- _Exercise prompt_
Comb through the entries for "Michael" and pull out each line that holds it.

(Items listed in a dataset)

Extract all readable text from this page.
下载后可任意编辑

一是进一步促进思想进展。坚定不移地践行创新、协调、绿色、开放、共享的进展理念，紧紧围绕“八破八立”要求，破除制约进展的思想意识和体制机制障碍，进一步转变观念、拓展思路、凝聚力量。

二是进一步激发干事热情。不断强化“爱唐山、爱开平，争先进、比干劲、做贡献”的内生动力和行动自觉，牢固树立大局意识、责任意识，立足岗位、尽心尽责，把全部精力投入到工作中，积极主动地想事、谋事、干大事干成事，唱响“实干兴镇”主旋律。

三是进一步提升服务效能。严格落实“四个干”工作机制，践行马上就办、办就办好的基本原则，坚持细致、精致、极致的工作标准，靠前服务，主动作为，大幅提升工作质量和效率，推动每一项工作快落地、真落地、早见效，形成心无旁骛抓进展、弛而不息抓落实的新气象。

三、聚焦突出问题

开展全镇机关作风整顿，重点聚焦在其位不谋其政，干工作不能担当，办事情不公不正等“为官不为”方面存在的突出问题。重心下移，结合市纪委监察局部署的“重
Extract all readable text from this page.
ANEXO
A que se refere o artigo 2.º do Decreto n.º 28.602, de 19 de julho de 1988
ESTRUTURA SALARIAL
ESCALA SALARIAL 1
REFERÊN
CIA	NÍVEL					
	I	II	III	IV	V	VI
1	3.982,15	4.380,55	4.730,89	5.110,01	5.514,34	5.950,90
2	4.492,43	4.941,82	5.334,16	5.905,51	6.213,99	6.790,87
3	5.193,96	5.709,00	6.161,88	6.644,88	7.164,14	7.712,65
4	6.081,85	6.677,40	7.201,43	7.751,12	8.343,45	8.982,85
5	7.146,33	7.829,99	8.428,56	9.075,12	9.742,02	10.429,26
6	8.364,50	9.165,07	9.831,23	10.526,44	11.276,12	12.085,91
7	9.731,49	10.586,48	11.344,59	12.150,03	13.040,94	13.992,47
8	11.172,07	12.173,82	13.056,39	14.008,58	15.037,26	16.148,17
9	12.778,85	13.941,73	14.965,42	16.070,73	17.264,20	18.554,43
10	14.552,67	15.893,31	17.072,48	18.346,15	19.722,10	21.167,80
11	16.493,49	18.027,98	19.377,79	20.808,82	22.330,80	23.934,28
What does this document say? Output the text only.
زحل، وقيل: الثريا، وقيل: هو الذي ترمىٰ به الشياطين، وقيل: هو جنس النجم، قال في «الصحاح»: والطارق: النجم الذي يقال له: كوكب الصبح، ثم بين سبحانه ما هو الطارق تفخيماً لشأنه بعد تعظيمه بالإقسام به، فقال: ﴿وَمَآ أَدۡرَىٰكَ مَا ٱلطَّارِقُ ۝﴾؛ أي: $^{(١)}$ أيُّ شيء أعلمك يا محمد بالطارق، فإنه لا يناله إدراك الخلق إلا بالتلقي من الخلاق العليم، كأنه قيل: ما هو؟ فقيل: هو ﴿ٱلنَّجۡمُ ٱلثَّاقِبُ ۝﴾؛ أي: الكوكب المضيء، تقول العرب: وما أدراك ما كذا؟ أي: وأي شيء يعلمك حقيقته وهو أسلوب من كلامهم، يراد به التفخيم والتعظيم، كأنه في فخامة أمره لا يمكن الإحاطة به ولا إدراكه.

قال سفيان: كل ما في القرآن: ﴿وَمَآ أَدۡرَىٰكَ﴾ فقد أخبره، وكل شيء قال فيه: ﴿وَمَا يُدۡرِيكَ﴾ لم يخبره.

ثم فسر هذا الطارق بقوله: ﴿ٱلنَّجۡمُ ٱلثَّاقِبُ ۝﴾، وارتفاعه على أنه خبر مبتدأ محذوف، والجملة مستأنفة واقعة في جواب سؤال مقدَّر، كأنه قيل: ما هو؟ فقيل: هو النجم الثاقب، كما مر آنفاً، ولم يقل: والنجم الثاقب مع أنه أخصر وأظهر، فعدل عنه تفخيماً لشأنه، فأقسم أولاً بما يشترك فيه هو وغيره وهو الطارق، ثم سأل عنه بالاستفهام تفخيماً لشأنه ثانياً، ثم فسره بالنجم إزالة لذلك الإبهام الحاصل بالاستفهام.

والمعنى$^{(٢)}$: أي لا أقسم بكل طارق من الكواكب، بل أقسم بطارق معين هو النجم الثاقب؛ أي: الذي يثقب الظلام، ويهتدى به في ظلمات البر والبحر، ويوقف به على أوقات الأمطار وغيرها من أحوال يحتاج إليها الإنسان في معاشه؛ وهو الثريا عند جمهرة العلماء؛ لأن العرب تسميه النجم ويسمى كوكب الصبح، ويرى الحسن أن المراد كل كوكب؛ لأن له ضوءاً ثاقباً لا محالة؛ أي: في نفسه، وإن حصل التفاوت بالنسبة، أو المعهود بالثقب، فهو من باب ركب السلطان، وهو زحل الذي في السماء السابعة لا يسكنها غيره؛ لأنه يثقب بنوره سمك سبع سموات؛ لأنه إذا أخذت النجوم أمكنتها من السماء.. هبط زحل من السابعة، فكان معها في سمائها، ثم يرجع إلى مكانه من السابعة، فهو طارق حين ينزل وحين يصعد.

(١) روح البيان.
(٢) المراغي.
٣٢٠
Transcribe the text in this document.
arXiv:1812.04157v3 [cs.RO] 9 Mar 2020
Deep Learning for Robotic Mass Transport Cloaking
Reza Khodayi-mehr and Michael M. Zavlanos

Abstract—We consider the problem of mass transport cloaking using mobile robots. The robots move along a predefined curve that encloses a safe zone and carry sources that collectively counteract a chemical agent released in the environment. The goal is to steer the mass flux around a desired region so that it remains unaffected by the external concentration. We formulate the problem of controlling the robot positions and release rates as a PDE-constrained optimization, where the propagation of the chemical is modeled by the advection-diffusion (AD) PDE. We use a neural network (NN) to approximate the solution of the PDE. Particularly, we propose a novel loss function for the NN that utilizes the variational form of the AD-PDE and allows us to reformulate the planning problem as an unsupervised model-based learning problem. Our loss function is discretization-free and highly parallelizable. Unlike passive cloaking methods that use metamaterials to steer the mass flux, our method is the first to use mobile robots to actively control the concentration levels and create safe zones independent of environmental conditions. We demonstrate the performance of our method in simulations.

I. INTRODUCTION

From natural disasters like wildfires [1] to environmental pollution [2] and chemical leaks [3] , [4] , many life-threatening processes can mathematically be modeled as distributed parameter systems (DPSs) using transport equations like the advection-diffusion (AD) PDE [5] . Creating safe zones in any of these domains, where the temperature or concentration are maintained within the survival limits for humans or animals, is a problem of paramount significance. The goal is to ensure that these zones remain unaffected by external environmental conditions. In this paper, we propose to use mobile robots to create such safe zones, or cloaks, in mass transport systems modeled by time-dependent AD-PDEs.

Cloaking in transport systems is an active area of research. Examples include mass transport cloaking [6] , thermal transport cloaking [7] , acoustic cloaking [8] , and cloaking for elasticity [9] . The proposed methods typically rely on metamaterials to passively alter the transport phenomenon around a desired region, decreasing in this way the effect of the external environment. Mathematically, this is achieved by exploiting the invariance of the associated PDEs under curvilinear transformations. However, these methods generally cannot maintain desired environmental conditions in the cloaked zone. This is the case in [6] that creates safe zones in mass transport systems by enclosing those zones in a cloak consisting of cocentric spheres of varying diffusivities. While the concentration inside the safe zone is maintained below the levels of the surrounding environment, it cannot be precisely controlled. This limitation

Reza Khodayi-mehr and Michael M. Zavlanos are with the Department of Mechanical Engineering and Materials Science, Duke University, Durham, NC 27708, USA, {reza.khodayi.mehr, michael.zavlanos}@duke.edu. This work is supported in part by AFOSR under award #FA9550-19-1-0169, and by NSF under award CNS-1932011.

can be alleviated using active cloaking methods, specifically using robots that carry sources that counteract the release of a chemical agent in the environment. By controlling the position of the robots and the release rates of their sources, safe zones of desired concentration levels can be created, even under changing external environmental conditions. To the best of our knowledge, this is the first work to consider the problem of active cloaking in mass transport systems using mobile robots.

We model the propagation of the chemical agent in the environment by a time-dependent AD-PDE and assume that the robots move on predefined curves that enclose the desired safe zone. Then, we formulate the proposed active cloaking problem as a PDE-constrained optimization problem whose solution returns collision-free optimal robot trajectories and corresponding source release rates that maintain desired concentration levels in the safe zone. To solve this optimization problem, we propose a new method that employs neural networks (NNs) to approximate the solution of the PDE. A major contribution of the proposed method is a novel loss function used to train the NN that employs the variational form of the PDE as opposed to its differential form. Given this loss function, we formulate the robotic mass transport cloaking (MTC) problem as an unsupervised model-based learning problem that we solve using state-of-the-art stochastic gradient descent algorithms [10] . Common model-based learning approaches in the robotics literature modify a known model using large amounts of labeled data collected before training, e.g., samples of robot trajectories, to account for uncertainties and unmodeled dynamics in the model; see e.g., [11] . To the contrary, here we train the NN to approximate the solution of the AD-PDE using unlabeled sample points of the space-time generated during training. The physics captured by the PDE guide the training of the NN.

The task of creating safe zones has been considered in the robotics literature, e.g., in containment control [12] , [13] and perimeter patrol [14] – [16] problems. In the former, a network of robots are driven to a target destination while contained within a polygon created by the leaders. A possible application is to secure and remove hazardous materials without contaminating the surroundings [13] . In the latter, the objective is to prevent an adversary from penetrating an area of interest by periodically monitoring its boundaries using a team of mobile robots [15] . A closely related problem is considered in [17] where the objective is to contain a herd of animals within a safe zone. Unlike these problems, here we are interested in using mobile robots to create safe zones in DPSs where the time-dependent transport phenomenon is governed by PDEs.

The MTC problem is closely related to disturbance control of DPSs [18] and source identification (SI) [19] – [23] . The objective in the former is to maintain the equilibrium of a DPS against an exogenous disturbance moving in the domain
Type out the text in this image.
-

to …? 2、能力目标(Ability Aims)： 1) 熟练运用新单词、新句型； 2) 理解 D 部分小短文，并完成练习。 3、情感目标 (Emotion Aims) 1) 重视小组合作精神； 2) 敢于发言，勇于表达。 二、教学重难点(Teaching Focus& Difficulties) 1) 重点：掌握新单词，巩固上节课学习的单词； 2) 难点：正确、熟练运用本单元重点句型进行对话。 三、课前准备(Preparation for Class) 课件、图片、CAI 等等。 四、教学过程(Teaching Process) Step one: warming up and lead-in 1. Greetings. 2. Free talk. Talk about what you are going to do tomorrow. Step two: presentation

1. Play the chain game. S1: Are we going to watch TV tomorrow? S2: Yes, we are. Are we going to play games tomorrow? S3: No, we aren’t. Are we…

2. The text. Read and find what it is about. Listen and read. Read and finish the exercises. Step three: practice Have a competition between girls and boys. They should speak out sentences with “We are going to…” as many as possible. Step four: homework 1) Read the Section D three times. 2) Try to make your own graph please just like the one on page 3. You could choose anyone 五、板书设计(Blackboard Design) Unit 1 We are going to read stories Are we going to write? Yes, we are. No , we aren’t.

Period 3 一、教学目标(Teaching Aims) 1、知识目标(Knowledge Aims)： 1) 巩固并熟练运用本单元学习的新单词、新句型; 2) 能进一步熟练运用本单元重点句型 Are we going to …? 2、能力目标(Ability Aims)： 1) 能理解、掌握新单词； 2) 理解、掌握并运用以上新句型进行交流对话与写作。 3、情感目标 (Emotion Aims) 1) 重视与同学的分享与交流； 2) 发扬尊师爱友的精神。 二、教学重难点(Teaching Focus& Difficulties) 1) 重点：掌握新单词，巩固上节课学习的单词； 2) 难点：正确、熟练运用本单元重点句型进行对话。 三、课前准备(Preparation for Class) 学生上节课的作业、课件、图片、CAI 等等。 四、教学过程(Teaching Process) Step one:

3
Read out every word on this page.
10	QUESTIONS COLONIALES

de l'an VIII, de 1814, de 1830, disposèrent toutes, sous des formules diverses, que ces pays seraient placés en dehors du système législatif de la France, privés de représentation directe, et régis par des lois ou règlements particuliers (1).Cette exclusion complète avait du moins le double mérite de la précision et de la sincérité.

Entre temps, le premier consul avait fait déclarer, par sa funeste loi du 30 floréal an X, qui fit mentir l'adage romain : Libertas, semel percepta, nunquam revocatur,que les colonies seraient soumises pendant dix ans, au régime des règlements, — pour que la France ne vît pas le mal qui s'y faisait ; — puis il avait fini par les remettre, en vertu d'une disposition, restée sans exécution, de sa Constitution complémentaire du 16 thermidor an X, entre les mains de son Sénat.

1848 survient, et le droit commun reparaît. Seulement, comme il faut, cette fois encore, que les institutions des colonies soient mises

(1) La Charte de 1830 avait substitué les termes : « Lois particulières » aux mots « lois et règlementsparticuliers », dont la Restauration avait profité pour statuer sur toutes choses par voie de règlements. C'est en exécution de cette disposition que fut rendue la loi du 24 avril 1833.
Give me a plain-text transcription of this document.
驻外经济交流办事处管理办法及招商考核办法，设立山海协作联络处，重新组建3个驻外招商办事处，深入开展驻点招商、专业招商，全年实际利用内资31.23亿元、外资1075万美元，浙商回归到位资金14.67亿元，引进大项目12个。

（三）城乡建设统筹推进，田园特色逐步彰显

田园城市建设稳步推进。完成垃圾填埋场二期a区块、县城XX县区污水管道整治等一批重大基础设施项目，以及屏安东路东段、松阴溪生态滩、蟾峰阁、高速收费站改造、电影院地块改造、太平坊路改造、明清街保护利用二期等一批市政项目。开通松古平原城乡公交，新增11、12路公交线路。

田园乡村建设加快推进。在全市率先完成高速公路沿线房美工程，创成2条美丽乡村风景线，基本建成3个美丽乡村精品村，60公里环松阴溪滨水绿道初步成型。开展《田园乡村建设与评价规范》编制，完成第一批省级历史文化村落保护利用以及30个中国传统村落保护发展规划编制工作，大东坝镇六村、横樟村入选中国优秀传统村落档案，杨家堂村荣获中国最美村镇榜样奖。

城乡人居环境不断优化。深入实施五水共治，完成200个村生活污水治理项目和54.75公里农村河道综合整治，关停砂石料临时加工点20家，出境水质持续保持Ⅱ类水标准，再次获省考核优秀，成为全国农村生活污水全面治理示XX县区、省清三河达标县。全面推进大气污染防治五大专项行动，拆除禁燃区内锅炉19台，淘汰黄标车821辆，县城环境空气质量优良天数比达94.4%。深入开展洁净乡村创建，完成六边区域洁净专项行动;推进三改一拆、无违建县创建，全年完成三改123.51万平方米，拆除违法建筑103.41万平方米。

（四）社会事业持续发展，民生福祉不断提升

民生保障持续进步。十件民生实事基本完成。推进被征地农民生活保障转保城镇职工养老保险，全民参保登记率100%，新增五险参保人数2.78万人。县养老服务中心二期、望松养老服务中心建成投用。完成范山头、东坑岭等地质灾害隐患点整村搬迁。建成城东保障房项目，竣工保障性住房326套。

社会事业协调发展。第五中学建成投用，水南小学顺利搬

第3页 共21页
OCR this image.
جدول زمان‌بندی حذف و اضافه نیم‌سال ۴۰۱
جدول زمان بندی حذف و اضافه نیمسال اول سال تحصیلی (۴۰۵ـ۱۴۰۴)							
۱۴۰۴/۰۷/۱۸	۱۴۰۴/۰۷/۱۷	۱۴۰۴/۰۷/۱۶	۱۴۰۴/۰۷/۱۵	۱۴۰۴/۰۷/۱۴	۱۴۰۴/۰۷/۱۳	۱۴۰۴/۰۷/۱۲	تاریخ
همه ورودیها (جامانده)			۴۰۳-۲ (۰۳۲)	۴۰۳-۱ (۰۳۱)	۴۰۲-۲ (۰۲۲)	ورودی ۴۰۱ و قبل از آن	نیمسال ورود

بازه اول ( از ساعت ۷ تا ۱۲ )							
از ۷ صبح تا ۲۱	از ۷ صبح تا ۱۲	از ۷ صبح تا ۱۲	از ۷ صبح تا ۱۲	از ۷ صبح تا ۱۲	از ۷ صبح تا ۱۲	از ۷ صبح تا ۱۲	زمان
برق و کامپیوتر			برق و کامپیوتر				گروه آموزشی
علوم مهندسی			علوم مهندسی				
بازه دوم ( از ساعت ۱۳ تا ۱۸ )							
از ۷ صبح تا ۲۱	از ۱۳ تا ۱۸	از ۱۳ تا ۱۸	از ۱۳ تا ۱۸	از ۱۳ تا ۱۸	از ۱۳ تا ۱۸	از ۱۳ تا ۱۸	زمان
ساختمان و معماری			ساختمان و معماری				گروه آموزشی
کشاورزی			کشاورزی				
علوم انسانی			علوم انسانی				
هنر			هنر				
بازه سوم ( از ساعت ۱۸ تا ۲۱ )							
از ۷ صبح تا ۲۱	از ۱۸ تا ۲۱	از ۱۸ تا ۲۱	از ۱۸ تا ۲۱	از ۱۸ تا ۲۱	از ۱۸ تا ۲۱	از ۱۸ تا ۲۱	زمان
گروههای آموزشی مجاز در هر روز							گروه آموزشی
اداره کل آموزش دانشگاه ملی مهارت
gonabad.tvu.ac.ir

- _Response to the task_
Reza Khodayi-mehr and Michael M. Zavlanos
Reza Khodayi-mehr and Michael M. Zavlanos are with the Department of Mechanical Engineering and Materials Science, Duke University, Durham, NC 27708, USA, {reza.khodayi.mehr, michael.zavlanos}@duke.edu. This work is supported in part by AFOSR under award #FA9550-19-1-0169, and by NSF under award CNS-1932011.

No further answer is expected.